Your task is to reproduce the material exactly.
%%
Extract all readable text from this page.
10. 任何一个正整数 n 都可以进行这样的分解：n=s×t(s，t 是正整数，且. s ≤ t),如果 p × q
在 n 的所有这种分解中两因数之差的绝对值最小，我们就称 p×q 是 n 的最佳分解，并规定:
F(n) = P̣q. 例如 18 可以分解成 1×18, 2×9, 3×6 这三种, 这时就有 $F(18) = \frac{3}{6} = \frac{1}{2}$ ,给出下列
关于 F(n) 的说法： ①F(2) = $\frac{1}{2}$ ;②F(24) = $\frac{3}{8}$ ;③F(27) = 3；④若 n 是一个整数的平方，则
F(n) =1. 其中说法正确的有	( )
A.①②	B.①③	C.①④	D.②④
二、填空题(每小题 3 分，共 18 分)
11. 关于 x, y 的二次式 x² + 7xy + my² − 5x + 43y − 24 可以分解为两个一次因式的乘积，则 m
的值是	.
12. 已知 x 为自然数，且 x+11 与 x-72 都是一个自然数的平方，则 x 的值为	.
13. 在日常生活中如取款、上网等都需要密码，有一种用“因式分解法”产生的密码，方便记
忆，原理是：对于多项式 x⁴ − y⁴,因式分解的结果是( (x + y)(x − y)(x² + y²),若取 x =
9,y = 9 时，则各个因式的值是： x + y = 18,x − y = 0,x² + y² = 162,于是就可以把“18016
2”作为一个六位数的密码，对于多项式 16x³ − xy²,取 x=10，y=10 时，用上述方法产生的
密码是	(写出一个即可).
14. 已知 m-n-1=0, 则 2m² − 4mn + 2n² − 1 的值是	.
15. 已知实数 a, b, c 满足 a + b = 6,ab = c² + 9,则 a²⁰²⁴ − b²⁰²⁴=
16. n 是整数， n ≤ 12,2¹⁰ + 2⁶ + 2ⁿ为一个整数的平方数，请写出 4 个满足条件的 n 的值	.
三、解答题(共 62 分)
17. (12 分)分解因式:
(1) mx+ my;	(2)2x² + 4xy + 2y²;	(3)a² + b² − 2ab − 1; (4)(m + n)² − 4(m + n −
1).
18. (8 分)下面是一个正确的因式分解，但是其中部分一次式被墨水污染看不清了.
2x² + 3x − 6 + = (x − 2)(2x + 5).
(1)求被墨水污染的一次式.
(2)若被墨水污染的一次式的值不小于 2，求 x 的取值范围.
%%
# Exercise response:
Extract all readable text from this page.
10. 任何一个正整数 n 都可以进行这样的分解：n=s×t(s，t 是正整数，且. s ≤ t),如果 p × q
在 n 的所有这种分解中两因数之差的绝对值最小，我们就称 p×q 是 n 的最佳分解，并规定:
F(n) = P̣q. 例如 18 可以分解成 1×18, 2×9, 3×6 这三种, 这时就有 $F(18) = \frac{3}{6} = \frac{1}{2}$ ,给出下列
关于 F(n) 的说法： ①F(2) = $\frac{1}{2}$ ;②F(24) = $\frac{3}{8}$ ;③F(27) = 3；④若 n 是一个整数的平方，则
F(n) =1. 其中说法正确的有	( )
A.①②	B.①③	C.①④	D.②④
二、填空题(每小题 3 分，共 18 分)
11. 关于 x, y 的二次式 x² + 7xy + my² − 5x + 43y − 24 可以分解为两个一次因式的乘积，则 m
的值是	.
12. 已知 x 为自然数，且 x+11 与 x-72 都是一个自然数的平方，则 x 的值为	.
13. 在日常生活中如取款、上网等都需要密码，有一种用“因式分解法”产生的密码，方便记
忆，原理是：对于多项式 x⁴ − y⁴,因式分解的结果是( (x + y)(x − y)(x² + y²),若取 x =
9,y = 9 时，则各个因式的值是： x + y = 18,x − y = 0,x² + y² = 162,于是就可以把“18016
2”作为一个六位数的密码，对于多项式 16x³ − xy²,取 x=10，y=10 时，用上述方法产生的
密码是	(写出一个即可).
14. 已知 m-n-1=0, 则 2m² − 4mn + 2n² − 1 的值是	.
15. 已知实数 a, b, c 满足 a + b = 6,ab = c² + 9,则 a²⁰²⁴ − b²⁰²⁴=
16. n 是整数， n ≤ 12,2¹⁰ + 2⁶ + 2ⁿ为一个整数的平方数，请写出 4 个满足条件的 n 的值	.
三、解答题(共 62 分)
17. (12 分)分解因式:
(1) mx+ my;	(2)2x² + 4xy + 2y²;	(3)a² + b² − 2ab − 1; (4)(m + n)² − 4(m + n −
1).
18. (8 分)下面是一个正确的因式分解，但是其中部分一次式被墨水污染看不清了.
2x² + 3x − 6 + = (x − 2)(2x + 5).
(1)求被墨水污染的一次式.
(2)若被墨水污染的一次式的值不小于 2，求 x 的取值范围.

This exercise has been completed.